-- begin Records --

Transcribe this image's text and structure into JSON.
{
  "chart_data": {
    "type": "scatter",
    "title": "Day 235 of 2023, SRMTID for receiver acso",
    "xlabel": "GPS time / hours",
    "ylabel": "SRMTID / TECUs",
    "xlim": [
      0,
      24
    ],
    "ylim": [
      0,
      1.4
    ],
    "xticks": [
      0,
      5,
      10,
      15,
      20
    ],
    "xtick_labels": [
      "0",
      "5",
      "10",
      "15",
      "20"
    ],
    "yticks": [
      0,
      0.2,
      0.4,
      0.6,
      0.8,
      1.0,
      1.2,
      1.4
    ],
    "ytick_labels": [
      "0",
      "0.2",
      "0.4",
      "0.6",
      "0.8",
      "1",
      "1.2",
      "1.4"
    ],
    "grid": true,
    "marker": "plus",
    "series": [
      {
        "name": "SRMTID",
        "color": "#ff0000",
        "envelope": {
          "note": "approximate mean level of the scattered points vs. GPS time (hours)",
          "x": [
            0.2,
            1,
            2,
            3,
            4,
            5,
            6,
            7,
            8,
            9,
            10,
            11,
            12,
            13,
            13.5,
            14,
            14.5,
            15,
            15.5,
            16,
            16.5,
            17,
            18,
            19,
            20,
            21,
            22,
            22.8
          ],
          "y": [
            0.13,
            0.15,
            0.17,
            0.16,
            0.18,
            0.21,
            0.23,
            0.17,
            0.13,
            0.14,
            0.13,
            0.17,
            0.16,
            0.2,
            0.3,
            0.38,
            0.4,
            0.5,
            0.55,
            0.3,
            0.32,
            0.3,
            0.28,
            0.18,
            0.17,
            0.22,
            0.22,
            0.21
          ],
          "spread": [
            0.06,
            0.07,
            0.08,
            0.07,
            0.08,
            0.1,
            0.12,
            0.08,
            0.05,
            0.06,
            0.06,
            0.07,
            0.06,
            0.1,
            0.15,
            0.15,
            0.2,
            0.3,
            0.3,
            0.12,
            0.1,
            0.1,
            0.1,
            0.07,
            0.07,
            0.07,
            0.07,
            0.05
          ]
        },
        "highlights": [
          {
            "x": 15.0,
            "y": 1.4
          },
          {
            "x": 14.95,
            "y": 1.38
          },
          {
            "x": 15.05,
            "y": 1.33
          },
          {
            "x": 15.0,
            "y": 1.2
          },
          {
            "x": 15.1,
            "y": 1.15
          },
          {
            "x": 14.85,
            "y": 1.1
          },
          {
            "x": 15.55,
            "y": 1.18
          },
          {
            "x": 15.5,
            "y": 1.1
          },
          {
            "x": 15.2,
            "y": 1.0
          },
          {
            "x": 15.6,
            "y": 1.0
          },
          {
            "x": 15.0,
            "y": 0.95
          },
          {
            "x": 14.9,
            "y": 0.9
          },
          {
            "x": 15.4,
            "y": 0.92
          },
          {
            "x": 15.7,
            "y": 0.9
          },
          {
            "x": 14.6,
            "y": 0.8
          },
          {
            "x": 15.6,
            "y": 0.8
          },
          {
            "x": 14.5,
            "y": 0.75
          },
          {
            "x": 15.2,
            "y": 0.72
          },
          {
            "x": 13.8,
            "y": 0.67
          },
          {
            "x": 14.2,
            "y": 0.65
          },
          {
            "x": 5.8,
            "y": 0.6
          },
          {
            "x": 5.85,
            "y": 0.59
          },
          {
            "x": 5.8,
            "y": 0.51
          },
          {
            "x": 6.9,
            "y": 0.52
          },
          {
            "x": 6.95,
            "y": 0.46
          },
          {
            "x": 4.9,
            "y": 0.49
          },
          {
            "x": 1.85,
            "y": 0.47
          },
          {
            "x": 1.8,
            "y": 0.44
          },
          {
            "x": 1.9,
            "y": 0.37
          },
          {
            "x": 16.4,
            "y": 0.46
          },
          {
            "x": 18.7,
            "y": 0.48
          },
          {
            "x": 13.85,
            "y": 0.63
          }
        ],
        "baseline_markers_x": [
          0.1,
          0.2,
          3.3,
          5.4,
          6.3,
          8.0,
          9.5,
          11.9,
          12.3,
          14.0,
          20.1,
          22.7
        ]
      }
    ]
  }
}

-- end Records --

Pick out every line above that contains the word "hours" and copy it.

    "xlabel": "GPS time / hours",
          "note": "approximate mean level of the scattered points vs. GPS time (hours)",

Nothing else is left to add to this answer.